═════ TASK MATERIAL ═════

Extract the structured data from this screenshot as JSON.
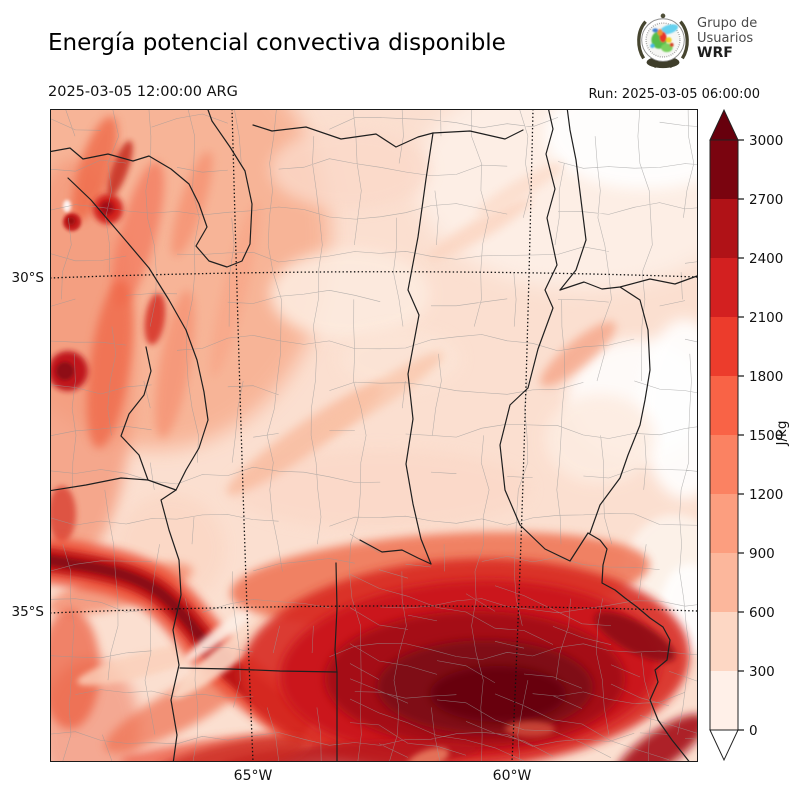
{
  "header": {
    "title": "Energía potencial convectiva disponible",
    "valid_time": "2025-03-05 12:00:00 ARG",
    "run_label": "Run: 2025-03-05 06:00:00",
    "logo": {
      "line1": "Grupo de",
      "line2": "Usuarios",
      "line3": "WRF"
    }
  },
  "map": {
    "lat_labels": [
      "30°S",
      "35°S"
    ],
    "lon_labels": [
      "65°W",
      "60°W"
    ]
  },
  "colorbar": {
    "unit": "J/kg",
    "ticks": [
      "0",
      "300",
      "600",
      "900",
      "1200",
      "1500",
      "1800",
      "2100",
      "2400",
      "2700",
      "3000"
    ],
    "segment_colors": [
      "#fff0e8",
      "#fdd7c4",
      "#fcb79c",
      "#fc9e7f",
      "#fb8262",
      "#f96346",
      "#ec3c2c",
      "#d32020",
      "#b01217",
      "#7a040f"
    ],
    "over_color": "#67000d",
    "under_color": "#ffffff"
  },
  "chart_data": {
    "type": "heatmap",
    "title": "Energía potencial convectiva disponible",
    "valid_time": "2025-03-05 12:00:00 ARG",
    "run_time": "2025-03-05 06:00:00",
    "unit": "J/kg",
    "levels": [
      0,
      300,
      600,
      900,
      1200,
      1500,
      1800,
      2100,
      2400,
      2700,
      3000
    ],
    "palette": [
      "#fff0e8",
      "#fdd7c4",
      "#fcb79c",
      "#fc9e7f",
      "#fb8262",
      "#f96346",
      "#ec3c2c",
      "#d32020",
      "#b01217",
      "#7a040f"
    ],
    "over_color": "#67000d",
    "under_color": "#ffffff",
    "colorbar_orientation": "vertical-right",
    "gridlines": {
      "lat_deg_s": [
        30,
        35
      ],
      "lon_deg_w": [
        65,
        60
      ]
    },
    "notes_visible_maxima": "values >3000 J/kg southeast sector (south of 35S, 58-63W); secondary maxima along northwest mountain band and 35S west band"
  }
}
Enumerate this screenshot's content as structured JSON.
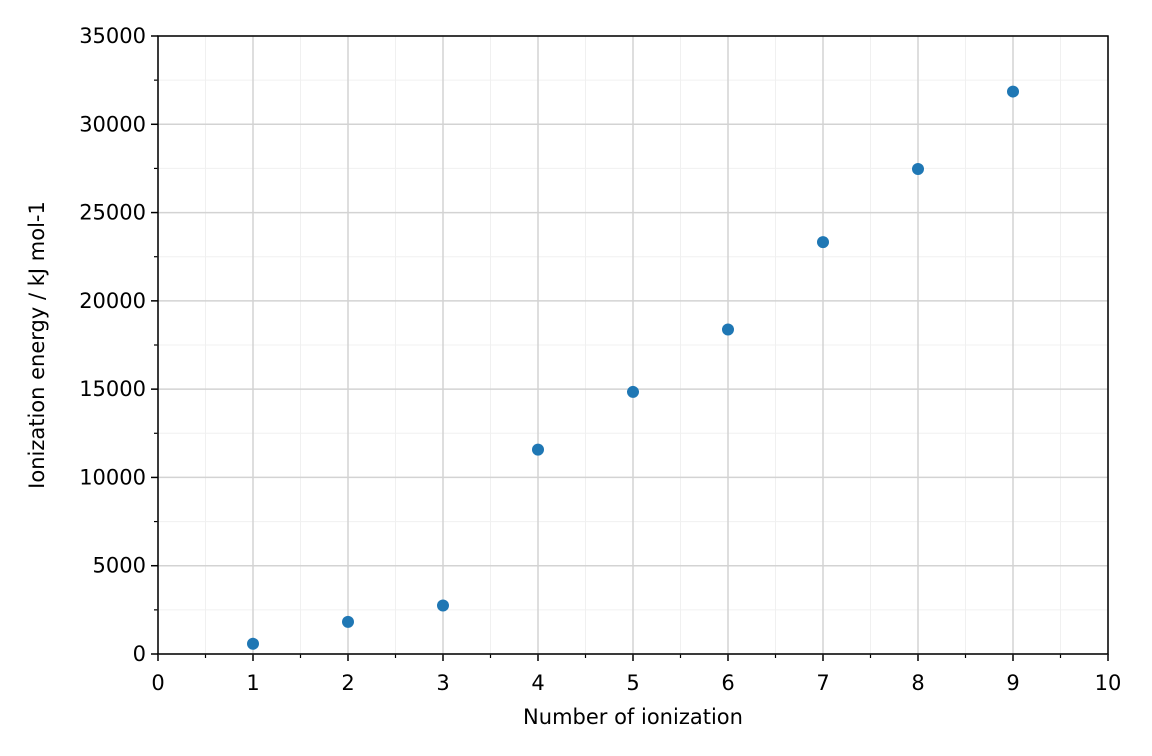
{
  "chart_data": {
    "type": "scatter",
    "xlabel": "Number of ionization",
    "ylabel": "Ionization energy / kJ mol-1",
    "series": [
      {
        "color": "#1f77b4",
        "x": [
          1,
          2,
          3,
          4,
          5,
          6,
          7,
          8,
          9
        ],
        "values": [
          578,
          1817,
          2745,
          11577,
          14842,
          18379,
          23326,
          27465,
          31853
        ]
      }
    ],
    "xlim": [
      0,
      10
    ],
    "xticks": [
      0,
      1,
      2,
      3,
      4,
      5,
      6,
      7,
      8,
      9,
      10
    ],
    "xminorticks": [
      0.5,
      1.5,
      2.5,
      3.5,
      4.5,
      5.5,
      6.5,
      7.5,
      8.5,
      9.5
    ],
    "ylim": [
      0,
      35000
    ],
    "yticks": [
      0,
      5000,
      10000,
      15000,
      20000,
      25000,
      30000,
      35000
    ],
    "yminorticks": [
      2500,
      7500,
      12500,
      17500,
      22500,
      27500,
      32500
    ],
    "grid": true,
    "minor_grid": true
  }
}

═════

• _TASK STATEMENT_: Without the pictures, print the records in full, exactly as they appear.

• _SOLVED PROBLEM_:
Extract the structured data from this screenshot as JSON.
{
  "header": {
    "title": "Energía potencial convectiva disponible",
    "valid_time": "2025-03-05 12:00:00 ARG",
    "run_label": "Run: 2025-03-05 06:00:00",
    "logo": {
      "line1": "Grupo de",
      "line2": "Usuarios",
      "line3": "WRF"
    }
  },
  "map": {
    "lat_labels": [
      "30°S",
      "35°S"
    ],
    "lon_labels": [
      "65°W",
      "60°W"
    ]
  },
  "colorbar": {
    "unit": "J/kg",
    "ticks": [
      "0",
      "300",
      "600",
      "900",
      "1200",
      "1500",
      "1800",
      "2100",
      "2400",
      "2700",
      "3000"
    ],
    "segment_colors": [
      "#fff0e8",
      "#fdd7c4",
      "#fcb79c",
      "#fc9e7f",
      "#fb8262",
      "#f96346",
      "#ec3c2c",
      "#d32020",
      "#b01217",
      "#7a040f"
    ],
    "over_color": "#67000d",
    "under_color": "#ffffff"
  },
  "chart_data": {
    "type": "heatmap",
    "title": "Energía potencial convectiva disponible",
    "valid_time": "2025-03-05 12:00:00 ARG",
    "run_time": "2025-03-05 06:00:00",
    "unit": "J/kg",
    "levels": [
      0,
      300,
      600,
      900,
      1200,
      1500,
      1800,
      2100,
      2400,
      2700,
      3000
    ],
    "palette": [
      "#fff0e8",
      "#fdd7c4",
      "#fcb79c",
      "#fc9e7f",
      "#fb8262",
      "#f96346",
      "#ec3c2c",
      "#d32020",
      "#b01217",
      "#7a040f"
    ],
    "over_color": "#67000d",
    "under_color": "#ffffff",
    "colorbar_orientation": "vertical-right",
    "gridlines": {
      "lat_deg_s": [
        30,
        35
      ],
      "lon_deg_w": [
        65,
        60
      ]
    },
    "notes_visible_maxima": "values >3000 J/kg southeast sector (south of 35S, 58-63W); secondary maxima along northwest mountain band and 35S west band"
  }
}
Enumerate this screenshot's content as structured JSON.
{
  "chart_data": {
    "type": "scatter",
    "xlabel": "Number of ionization",
    "ylabel": "Ionization energy / kJ mol-1",
    "series": [
      {
        "color": "#1f77b4",
        "x": [
          1,
          2,
          3,
          4,
          5,
          6,
          7,
          8,
          9
        ],
        "values": [
          578,
          1817,
          2745,
          11577,
          14842,
          18379,
          23326,
          27465,
          31853
        ]
      }
    ],
    "xlim": [
      0,
      10
    ],
    "xticks": [
      0,
      1,
      2,
      3,
      4,
      5,
      6,
      7,
      8,
      9,
      10
    ],
    "xminorticks": [
      0.5,
      1.5,
      2.5,
      3.5,
      4.5,
      5.5,
      6.5,
      7.5,
      8.5,
      9.5
    ],
    "ylim": [
      0,
      35000
    ],
    "yticks": [
      0,
      5000,
      10000,
      15000,
      20000,
      25000,
      30000,
      35000
    ],
    "yminorticks": [
      2500,
      7500,
      12500,
      17500,
      22500,
      27500,
      32500
    ],
    "grid": true,
    "minor_grid": true
  }
}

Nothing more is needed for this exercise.